(WHAT IS NEEDED):
Scan the data below and pick out the lines containing the word "false".
------ ITEMS ------
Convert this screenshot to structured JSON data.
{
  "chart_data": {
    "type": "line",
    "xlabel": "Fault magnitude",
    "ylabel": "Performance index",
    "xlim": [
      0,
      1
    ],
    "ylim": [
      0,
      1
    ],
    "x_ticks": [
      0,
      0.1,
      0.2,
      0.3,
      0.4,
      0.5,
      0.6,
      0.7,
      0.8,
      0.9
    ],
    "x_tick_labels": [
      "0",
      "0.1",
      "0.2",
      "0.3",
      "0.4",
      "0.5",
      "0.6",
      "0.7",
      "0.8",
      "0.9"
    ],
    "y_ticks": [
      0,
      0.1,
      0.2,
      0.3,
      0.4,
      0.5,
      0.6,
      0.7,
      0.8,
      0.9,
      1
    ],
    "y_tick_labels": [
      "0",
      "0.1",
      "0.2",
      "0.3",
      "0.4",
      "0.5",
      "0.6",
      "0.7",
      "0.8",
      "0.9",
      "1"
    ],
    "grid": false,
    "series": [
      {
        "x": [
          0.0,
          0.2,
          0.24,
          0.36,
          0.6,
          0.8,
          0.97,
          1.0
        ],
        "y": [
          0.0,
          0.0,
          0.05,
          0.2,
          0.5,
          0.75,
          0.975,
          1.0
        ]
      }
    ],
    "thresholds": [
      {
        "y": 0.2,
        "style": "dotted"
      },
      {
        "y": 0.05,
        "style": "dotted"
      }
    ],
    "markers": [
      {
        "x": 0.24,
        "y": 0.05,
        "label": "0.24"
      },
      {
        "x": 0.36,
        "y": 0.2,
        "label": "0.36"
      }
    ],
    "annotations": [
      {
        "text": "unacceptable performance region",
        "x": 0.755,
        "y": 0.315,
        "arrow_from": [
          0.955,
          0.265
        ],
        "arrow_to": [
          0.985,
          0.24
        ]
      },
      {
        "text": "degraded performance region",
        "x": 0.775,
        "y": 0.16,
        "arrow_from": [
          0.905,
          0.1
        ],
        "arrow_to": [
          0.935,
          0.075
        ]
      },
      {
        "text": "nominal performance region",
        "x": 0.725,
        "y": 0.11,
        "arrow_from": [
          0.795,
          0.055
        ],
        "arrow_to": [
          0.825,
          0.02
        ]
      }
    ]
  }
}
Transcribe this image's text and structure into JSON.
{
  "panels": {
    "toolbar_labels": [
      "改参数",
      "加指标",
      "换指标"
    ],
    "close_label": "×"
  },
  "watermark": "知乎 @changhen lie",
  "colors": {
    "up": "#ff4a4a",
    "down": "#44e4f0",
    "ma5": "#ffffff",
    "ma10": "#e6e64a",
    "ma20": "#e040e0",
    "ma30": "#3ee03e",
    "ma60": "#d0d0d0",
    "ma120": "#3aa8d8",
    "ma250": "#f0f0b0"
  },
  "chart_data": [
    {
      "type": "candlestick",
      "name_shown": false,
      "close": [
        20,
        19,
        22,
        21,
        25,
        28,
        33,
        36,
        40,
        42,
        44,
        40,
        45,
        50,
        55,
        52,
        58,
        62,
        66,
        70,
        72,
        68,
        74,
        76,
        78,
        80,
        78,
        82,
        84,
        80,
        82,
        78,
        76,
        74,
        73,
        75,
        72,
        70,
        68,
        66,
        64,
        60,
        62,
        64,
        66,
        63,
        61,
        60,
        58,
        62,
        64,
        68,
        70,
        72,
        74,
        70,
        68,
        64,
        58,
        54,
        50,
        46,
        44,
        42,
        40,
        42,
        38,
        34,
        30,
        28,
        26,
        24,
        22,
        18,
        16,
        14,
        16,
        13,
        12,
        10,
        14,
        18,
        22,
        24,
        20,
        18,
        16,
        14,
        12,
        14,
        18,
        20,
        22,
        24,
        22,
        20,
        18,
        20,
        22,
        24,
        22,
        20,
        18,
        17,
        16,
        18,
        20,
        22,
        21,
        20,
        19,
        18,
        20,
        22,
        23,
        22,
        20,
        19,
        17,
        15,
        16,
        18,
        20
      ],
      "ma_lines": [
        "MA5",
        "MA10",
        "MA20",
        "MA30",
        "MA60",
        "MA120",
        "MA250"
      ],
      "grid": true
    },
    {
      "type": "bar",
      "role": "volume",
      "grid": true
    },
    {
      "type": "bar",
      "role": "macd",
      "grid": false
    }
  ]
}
------
(WRITTEN REPLY):
    "grid": false,
      "name_shown": false,
      "grid": false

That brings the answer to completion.